### Aim
Type out the material below exactly.

## BEGIN

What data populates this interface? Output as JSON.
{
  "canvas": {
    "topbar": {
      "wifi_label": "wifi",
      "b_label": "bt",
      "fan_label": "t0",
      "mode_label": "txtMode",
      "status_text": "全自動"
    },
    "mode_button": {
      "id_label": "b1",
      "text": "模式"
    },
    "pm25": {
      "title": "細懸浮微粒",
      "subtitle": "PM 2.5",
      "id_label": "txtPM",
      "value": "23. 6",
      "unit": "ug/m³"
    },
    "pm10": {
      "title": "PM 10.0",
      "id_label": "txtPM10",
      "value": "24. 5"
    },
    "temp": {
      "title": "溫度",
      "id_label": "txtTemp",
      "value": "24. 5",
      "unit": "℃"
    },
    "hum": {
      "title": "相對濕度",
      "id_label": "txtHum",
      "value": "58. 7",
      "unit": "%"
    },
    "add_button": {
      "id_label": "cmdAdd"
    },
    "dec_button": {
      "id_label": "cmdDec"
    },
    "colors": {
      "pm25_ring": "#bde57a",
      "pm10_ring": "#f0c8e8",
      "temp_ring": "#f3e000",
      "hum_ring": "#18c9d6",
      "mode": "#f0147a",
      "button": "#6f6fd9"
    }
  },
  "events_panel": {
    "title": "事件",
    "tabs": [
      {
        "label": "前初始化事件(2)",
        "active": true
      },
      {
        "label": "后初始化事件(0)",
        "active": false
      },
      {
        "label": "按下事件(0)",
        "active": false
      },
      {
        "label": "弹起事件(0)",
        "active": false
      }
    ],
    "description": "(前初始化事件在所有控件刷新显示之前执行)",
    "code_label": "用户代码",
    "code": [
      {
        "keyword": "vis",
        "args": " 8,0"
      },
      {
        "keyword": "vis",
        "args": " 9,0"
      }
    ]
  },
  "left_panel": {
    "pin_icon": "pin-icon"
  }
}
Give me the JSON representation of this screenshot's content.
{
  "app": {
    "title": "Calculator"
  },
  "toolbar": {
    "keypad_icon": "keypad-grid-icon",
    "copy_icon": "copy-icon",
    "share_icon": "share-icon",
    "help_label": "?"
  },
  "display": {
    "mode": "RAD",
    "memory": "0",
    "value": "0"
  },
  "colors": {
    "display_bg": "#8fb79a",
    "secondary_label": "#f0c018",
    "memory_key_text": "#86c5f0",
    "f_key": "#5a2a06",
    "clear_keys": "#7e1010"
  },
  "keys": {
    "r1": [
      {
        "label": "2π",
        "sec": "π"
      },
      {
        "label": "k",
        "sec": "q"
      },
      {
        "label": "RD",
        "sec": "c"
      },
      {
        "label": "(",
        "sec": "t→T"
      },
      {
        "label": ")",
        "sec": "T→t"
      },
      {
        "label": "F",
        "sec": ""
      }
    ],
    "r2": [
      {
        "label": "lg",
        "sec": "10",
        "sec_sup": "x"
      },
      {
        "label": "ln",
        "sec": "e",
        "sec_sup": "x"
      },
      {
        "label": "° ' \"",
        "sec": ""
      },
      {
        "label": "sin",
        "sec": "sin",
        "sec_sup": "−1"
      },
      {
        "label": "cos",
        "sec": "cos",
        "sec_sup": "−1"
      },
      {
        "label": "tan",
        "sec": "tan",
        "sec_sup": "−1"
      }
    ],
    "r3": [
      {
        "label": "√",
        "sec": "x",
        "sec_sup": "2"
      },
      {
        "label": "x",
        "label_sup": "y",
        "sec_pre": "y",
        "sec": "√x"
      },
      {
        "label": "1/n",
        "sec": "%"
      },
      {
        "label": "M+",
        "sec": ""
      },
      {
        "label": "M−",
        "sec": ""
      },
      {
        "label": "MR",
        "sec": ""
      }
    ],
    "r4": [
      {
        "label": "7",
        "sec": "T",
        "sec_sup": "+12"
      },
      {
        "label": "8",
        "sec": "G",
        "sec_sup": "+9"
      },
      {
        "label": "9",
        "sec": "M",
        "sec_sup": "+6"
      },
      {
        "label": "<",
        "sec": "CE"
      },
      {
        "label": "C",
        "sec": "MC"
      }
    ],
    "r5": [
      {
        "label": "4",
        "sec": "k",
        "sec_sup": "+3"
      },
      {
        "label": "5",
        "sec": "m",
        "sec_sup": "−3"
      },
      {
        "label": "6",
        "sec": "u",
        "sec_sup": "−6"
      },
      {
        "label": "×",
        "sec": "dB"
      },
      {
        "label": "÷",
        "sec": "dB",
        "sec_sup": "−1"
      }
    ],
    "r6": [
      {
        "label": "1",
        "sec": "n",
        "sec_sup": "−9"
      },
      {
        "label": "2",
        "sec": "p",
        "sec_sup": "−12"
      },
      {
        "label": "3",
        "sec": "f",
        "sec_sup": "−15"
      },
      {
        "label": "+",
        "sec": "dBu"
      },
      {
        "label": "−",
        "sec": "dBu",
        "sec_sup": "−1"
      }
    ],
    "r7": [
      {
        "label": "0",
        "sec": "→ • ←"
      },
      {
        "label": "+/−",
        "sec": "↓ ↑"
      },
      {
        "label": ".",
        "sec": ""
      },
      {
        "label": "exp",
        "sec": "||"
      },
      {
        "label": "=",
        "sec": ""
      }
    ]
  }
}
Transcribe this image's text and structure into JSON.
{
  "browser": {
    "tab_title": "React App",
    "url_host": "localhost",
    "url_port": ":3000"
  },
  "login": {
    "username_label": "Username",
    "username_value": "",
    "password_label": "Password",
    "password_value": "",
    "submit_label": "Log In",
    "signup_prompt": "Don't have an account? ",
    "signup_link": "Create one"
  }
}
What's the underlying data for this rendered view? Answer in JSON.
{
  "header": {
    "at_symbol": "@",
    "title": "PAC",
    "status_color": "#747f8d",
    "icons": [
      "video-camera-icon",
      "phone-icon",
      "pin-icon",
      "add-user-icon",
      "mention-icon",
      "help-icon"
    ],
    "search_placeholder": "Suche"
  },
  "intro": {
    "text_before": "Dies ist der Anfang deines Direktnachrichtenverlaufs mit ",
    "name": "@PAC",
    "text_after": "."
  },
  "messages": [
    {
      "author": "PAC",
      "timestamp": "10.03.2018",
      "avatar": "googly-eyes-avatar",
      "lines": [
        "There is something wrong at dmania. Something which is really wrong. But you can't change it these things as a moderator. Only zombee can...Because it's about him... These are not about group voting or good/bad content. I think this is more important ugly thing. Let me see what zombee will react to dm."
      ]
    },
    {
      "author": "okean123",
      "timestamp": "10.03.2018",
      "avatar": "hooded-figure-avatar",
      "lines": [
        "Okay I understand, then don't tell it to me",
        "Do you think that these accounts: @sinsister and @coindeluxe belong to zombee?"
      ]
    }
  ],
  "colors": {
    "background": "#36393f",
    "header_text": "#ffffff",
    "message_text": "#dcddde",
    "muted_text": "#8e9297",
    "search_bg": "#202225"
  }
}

## END

### Exercise answer
What data populates this interface? Output as JSON.
{
  "canvas": {
    "topbar": {
      "wifi_label": "wifi",
      "b_label": "bt",
      "fan_label": "t0",
      "mode_label": "txtMode",
      "status_text": "全自動"
    },
    "mode_button": {
      "id_label": "b1",
      "text": "模式"
    },
    "pm25": {
      "title": "細懸浮微粒",
      "subtitle": "PM 2.5",
      "id_label": "txtPM",
      "value": "23. 6",
      "unit": "ug/m³"
    },
    "pm10": {
      "title": "PM 10.0",
      "id_label": "txtPM10",
      "value": "24. 5"
    },
    "temp": {
      "title": "溫度",
      "id_label": "txtTemp",
      "value": "24. 5",
      "unit": "℃"
    },
    "hum": {
      "title": "相對濕度",
      "id_label": "txtHum",
      "value": "58. 7",
      "unit": "%"
    },
    "add_button": {
      "id_label": "cmdAdd"
    },
    "dec_button": {
      "id_label": "cmdDec"
    },
    "colors": {
      "pm25_ring": "#bde57a",
      "pm10_ring": "#f0c8e8",
      "temp_ring": "#f3e000",
      "hum_ring": "#18c9d6",
      "mode": "#f0147a",
      "button": "#6f6fd9"
    }
  },
  "events_panel": {
    "title": "事件",
    "tabs": [
      {
        "label": "前初始化事件(2)",
        "active": true
      },
      {
        "label": "后初始化事件(0)",
        "active": false
      },
      {
        "label": "按下事件(0)",
        "active": false
      },
      {
        "label": "弹起事件(0)",
        "active": false
      }
    ],
    "description": "(前初始化事件在所有控件刷新显示之前执行)",
    "code_label": "用户代码",
    "code": [
      {
        "keyword": "vis",
        "args": " 8,0"
      },
      {
        "keyword": "vis",
        "args": " 9,0"
      }
    ]
  },
  "left_panel": {
    "pin_icon": "pin-icon"
  }
}
Give me the JSON representation of this screenshot's content.
{
  "app": {
    "title": "Calculator"
  },
  "toolbar": {
    "keypad_icon": "keypad-grid-icon",
    "copy_icon": "copy-icon",
    "share_icon": "share-icon",
    "help_label": "?"
  },
  "display": {
    "mode": "RAD",
    "memory": "0",
    "value": "0"
  },
  "colors": {
    "display_bg": "#8fb79a",
    "secondary_label": "#f0c018",
    "memory_key_text": "#86c5f0",
    "f_key": "#5a2a06",
    "clear_keys": "#7e1010"
  },
  "keys": {
    "r1": [
      {
        "label": "2π",
        "sec": "π"
      },
      {
        "label": "k",
        "sec": "q"
      },
      {
        "label": "RD",
        "sec": "c"
      },
      {
        "label": "(",
        "sec": "t→T"
      },
      {
        "label": ")",
        "sec": "T→t"
      },
      {
        "label": "F",
        "sec": ""
      }
    ],
    "r2": [
      {
        "label": "lg",
        "sec": "10",
        "sec_sup": "x"
      },
      {
        "label": "ln",
        "sec": "e",
        "sec_sup": "x"
      },
      {
        "label": "° ' \"",
        "sec": ""
      },
      {
        "label": "sin",
        "sec": "sin",
        "sec_sup": "−1"
      },
      {
        "label": "cos",
        "sec": "cos",
        "sec_sup": "−1"
      },
      {
        "label": "tan",
        "sec": "tan",
        "sec_sup": "−1"
      }
    ],
    "r3": [
      {
        "label": "√",
        "sec": "x",
        "sec_sup": "2"
      },
      {
        "label": "x",
        "label_sup": "y",
        "sec_pre": "y",
        "sec": "√x"
      },
      {
        "label": "1/n",
        "sec": "%"
      },
      {
        "label": "M+",
        "sec": ""
      },
      {
        "label": "M−",
        "sec": ""
      },
      {
        "label": "MR",
        "sec": ""
      }
    ],
    "r4": [
      {
        "label": "7",
        "sec": "T",
        "sec_sup": "+12"
      },
      {
        "label": "8",
        "sec": "G",
        "sec_sup": "+9"
      },
      {
        "label": "9",
        "sec": "M",
        "sec_sup": "+6"
      },
      {
        "label": "<",
        "sec": "CE"
      },
      {
        "label": "C",
        "sec": "MC"
      }
    ],
    "r5": [
      {
        "label": "4",
        "sec": "k",
        "sec_sup": "+3"
      },
      {
        "label": "5",
        "sec": "m",
        "sec_sup": "−3"
      },
      {
        "label": "6",
        "sec": "u",
        "sec_sup": "−6"
      },
      {
        "label": "×",
        "sec": "dB"
      },
      {
        "label": "÷",
        "sec": "dB",
        "sec_sup": "−1"
      }
    ],
    "r6": [
      {
        "label": "1",
        "sec": "n",
        "sec_sup": "−9"
      },
      {
        "label": "2",
        "sec": "p",
        "sec_sup": "−12"
      },
      {
        "label": "3",
        "sec": "f",
        "sec_sup": "−15"
      },
      {
        "label": "+",
        "sec": "dBu"
      },
      {
        "label": "−",
        "sec": "dBu",
        "sec_sup": "−1"
      }
    ],
    "r7": [
      {
        "label": "0",
        "sec": "→ • ←"
      },
      {
        "label": "+/−",
        "sec": "↓ ↑"
      },
      {
        "label": ".",
        "sec": ""
      },
      {
        "label": "exp",
        "sec": "||"
      },
      {
        "label": "=",
        "sec": ""
      }
    ]
  }
}
Transcribe this image's text and structure into JSON.
{
  "browser": {
    "tab_title": "React App",
    "url_host": "localhost",
    "url_port": ":3000"
  },
  "login": {
    "username_label": "Username",
    "username_value": "",
    "password_label": "Password",
    "password_value": "",
    "submit_label": "Log In",
    "signup_prompt": "Don't have an account? ",
    "signup_link": "Create one"
  }
}
What's the underlying data for this rendered view? Answer in JSON.
{
  "header": {
    "at_symbol": "@",
    "title": "PAC",
    "status_color": "#747f8d",
    "icons": [
      "video-camera-icon",
      "phone-icon",
      "pin-icon",
      "add-user-icon",
      "mention-icon",
      "help-icon"
    ],
    "search_placeholder": "Suche"
  },
  "intro": {
    "text_before": "Dies ist der Anfang deines Direktnachrichtenverlaufs mit ",
    "name": "@PAC",
    "text_after": "."
  },
  "messages": [
    {
      "author": "PAC",
      "timestamp": "10.03.2018",
      "avatar": "googly-eyes-avatar",
      "lines": [
        "There is something wrong at dmania. Something which is really wrong. But you can't change it these things as a moderator. Only zombee can...Because it's about him... These are not about group voting or good/bad content. I think this is more important ugly thing. Let me see what zombee will react to dm."
      ]
    },
    {
      "author": "okean123",
      "timestamp": "10.03.2018",
      "avatar": "hooded-figure-avatar",
      "lines": [
        "Okay I understand, then don't tell it to me",
        "Do you think that these accounts: @sinsister and @coindeluxe belong to zombee?"
      ]
    }
  ],
  "colors": {
    "background": "#36393f",
    "header_text": "#ffffff",
    "message_text": "#dcddde",
    "muted_text": "#8e9297",
    "search_bg": "#202225"
  }
}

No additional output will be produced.